(Extracted records)
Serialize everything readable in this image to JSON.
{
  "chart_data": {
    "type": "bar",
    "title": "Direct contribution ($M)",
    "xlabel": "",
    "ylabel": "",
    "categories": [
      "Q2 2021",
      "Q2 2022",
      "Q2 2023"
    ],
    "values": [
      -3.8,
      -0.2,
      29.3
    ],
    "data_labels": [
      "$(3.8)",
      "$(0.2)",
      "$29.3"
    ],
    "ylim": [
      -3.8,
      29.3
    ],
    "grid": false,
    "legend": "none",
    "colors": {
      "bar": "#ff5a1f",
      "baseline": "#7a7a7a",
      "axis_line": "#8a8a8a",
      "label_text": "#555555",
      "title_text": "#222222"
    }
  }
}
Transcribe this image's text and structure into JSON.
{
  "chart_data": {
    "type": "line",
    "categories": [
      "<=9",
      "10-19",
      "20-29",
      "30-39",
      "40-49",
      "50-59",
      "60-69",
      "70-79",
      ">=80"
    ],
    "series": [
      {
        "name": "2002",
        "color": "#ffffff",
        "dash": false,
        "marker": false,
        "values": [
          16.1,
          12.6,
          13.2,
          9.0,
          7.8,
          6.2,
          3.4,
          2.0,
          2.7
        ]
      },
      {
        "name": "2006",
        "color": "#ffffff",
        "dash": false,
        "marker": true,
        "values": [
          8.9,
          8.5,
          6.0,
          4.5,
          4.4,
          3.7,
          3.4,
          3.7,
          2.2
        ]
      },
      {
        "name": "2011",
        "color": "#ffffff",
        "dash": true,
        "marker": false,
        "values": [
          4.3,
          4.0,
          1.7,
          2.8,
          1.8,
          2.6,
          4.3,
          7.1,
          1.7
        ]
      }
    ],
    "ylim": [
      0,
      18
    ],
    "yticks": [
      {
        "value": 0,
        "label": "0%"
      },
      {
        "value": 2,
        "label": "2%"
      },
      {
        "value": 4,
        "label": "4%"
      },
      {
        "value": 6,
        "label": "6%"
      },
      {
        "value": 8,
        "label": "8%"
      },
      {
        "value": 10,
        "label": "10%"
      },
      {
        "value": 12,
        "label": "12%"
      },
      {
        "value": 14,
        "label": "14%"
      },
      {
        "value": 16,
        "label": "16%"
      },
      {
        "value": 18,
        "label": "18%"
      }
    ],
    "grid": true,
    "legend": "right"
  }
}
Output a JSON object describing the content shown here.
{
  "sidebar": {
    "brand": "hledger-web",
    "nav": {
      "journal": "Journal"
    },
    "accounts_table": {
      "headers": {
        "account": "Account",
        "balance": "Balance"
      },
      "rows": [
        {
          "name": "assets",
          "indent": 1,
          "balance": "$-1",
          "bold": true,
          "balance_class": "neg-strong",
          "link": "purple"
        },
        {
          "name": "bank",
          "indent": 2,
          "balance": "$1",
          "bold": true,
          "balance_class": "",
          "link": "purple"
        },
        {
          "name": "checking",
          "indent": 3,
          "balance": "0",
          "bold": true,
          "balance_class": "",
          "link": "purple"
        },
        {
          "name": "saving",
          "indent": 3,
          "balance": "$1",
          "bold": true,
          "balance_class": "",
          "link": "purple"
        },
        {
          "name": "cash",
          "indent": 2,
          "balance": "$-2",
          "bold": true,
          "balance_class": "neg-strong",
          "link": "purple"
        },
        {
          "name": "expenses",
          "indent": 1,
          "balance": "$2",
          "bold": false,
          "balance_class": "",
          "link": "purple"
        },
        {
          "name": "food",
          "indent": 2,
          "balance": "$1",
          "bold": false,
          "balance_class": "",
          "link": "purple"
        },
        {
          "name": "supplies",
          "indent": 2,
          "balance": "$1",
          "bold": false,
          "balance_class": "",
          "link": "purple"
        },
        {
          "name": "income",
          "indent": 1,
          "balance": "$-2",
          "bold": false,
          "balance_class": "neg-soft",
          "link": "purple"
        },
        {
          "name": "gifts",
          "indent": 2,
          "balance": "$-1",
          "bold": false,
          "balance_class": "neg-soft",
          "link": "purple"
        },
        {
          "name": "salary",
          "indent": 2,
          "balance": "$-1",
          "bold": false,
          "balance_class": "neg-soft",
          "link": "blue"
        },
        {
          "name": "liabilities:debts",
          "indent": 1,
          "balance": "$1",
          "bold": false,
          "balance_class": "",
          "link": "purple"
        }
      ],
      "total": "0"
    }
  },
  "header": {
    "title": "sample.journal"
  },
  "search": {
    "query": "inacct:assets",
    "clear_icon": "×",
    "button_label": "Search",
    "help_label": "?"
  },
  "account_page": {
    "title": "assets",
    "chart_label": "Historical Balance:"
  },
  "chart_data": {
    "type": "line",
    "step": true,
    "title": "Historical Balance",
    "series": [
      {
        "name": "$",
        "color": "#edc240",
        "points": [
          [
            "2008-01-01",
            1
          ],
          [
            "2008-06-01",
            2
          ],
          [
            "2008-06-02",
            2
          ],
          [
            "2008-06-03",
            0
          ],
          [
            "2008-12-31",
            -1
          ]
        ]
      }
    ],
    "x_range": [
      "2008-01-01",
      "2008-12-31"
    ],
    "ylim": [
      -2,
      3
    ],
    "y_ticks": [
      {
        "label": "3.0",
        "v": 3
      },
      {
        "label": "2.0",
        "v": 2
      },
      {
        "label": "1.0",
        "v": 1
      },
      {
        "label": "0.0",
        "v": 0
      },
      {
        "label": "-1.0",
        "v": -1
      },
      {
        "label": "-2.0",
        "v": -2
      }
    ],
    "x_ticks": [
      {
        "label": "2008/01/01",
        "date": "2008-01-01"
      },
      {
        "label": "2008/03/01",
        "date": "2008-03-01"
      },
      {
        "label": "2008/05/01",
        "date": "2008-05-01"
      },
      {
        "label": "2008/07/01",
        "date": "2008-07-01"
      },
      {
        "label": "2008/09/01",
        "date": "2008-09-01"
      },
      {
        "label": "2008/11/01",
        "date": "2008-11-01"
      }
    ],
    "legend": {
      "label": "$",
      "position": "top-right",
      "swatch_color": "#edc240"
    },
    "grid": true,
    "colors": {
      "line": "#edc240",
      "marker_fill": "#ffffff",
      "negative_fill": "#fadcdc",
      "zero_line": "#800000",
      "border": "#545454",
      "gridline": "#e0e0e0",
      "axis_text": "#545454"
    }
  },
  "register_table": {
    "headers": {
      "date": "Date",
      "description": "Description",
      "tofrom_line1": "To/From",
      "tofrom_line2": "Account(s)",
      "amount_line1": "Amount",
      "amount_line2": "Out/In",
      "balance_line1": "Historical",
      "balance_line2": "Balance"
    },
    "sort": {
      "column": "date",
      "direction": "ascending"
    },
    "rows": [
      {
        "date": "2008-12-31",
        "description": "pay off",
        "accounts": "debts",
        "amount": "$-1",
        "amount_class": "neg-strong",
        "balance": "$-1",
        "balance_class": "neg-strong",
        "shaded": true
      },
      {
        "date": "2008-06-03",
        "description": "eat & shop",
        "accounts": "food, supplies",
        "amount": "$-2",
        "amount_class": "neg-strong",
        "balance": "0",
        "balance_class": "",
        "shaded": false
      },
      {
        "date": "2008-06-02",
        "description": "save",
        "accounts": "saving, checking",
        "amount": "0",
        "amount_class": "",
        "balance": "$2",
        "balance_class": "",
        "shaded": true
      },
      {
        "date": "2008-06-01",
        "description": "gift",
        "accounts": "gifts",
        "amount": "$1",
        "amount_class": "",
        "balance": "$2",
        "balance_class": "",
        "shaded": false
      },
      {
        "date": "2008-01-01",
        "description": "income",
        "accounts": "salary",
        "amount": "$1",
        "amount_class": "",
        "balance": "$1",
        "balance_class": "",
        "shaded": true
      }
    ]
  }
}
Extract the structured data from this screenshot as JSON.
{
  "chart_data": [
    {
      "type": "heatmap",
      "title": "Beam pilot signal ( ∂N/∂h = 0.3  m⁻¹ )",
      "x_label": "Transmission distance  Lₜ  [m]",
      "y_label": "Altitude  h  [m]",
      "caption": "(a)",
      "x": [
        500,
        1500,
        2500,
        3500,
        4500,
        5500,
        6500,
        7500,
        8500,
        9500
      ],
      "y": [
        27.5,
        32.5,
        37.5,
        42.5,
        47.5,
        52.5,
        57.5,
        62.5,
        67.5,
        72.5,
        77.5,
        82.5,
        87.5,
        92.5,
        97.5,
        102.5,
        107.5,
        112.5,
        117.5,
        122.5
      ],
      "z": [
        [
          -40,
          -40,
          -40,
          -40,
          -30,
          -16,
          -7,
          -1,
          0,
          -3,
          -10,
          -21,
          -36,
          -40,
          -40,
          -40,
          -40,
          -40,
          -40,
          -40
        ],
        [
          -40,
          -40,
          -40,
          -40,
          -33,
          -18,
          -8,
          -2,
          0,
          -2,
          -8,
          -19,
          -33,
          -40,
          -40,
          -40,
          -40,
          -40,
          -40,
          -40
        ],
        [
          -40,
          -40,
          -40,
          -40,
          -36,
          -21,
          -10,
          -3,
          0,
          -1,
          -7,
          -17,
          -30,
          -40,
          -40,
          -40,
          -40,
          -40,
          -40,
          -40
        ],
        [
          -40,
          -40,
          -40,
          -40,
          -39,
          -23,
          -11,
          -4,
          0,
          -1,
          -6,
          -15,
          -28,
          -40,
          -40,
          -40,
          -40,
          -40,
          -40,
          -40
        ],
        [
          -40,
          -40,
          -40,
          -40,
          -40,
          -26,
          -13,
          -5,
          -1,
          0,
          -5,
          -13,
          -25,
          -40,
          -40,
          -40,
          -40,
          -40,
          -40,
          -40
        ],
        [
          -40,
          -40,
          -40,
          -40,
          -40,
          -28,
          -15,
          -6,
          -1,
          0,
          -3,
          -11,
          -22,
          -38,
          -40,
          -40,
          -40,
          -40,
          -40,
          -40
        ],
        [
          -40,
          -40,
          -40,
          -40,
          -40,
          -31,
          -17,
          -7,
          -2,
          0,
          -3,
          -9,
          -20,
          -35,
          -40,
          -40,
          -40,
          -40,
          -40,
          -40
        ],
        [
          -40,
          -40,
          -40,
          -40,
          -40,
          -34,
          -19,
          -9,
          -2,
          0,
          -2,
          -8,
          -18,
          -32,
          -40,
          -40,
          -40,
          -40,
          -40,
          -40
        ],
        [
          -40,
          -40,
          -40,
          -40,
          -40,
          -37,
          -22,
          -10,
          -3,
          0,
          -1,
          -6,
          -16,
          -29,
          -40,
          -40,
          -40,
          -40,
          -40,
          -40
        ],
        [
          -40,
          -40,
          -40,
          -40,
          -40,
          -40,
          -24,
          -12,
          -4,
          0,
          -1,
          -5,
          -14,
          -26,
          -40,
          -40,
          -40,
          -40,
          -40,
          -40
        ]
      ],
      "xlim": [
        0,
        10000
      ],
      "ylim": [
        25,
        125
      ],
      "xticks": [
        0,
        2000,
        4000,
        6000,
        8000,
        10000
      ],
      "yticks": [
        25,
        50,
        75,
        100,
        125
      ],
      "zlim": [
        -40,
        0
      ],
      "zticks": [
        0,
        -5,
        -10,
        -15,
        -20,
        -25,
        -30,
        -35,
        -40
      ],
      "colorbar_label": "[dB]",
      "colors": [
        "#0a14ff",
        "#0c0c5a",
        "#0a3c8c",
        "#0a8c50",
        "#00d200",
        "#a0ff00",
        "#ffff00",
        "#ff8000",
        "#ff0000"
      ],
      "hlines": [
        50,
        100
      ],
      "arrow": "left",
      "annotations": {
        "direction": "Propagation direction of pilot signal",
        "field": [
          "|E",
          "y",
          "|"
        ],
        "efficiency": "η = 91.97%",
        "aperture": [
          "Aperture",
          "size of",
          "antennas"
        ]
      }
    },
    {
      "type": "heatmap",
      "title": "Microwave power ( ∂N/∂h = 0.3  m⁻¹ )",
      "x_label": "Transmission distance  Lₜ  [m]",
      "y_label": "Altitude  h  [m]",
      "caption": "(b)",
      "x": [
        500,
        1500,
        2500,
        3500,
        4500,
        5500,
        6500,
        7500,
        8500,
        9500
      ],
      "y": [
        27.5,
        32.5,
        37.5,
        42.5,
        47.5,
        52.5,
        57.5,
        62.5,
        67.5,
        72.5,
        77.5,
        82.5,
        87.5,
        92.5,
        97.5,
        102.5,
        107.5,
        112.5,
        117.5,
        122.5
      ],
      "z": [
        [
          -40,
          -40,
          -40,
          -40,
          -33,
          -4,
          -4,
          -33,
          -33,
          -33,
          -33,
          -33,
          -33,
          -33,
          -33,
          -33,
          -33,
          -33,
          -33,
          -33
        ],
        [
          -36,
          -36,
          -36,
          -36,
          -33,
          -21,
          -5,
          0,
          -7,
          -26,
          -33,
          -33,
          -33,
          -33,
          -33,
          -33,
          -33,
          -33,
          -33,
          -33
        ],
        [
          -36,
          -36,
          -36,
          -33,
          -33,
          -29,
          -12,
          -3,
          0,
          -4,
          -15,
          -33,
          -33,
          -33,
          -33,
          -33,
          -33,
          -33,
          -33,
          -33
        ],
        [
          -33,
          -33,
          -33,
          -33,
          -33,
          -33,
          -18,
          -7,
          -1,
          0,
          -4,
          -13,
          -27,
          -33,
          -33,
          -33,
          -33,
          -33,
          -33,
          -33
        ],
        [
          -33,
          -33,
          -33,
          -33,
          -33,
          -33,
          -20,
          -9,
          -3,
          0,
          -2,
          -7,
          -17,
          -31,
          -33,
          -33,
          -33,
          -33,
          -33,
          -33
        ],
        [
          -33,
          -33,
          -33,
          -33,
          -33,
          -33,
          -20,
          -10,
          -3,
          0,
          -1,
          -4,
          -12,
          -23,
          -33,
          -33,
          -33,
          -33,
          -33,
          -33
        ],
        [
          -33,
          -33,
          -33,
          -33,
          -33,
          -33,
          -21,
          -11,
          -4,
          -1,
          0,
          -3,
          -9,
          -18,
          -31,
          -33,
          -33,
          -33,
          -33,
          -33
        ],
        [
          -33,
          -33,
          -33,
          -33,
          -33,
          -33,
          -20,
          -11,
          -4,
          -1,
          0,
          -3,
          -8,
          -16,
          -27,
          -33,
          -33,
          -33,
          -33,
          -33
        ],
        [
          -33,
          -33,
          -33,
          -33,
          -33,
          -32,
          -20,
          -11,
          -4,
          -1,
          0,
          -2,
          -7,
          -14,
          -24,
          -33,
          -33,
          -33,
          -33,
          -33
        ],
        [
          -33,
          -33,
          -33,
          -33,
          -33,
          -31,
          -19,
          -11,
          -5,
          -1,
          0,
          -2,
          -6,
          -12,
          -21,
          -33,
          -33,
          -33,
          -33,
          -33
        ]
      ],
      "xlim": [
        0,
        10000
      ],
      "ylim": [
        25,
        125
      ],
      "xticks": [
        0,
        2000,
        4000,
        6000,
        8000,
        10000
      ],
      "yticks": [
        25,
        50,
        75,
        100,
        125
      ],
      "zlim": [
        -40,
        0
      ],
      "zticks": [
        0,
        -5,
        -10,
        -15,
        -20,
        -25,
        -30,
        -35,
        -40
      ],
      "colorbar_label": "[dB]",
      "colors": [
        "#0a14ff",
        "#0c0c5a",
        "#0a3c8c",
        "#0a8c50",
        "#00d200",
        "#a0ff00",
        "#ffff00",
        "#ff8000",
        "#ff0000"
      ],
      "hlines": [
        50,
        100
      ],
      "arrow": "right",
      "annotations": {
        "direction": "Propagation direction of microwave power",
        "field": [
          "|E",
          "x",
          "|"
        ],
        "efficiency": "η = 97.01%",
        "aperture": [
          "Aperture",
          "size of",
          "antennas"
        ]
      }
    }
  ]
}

● **SET PROBLEM**: Report how many lines of the listing hold the string "JSON", giving only the number.

● **ANSWER TO THE PROBLEM**: 4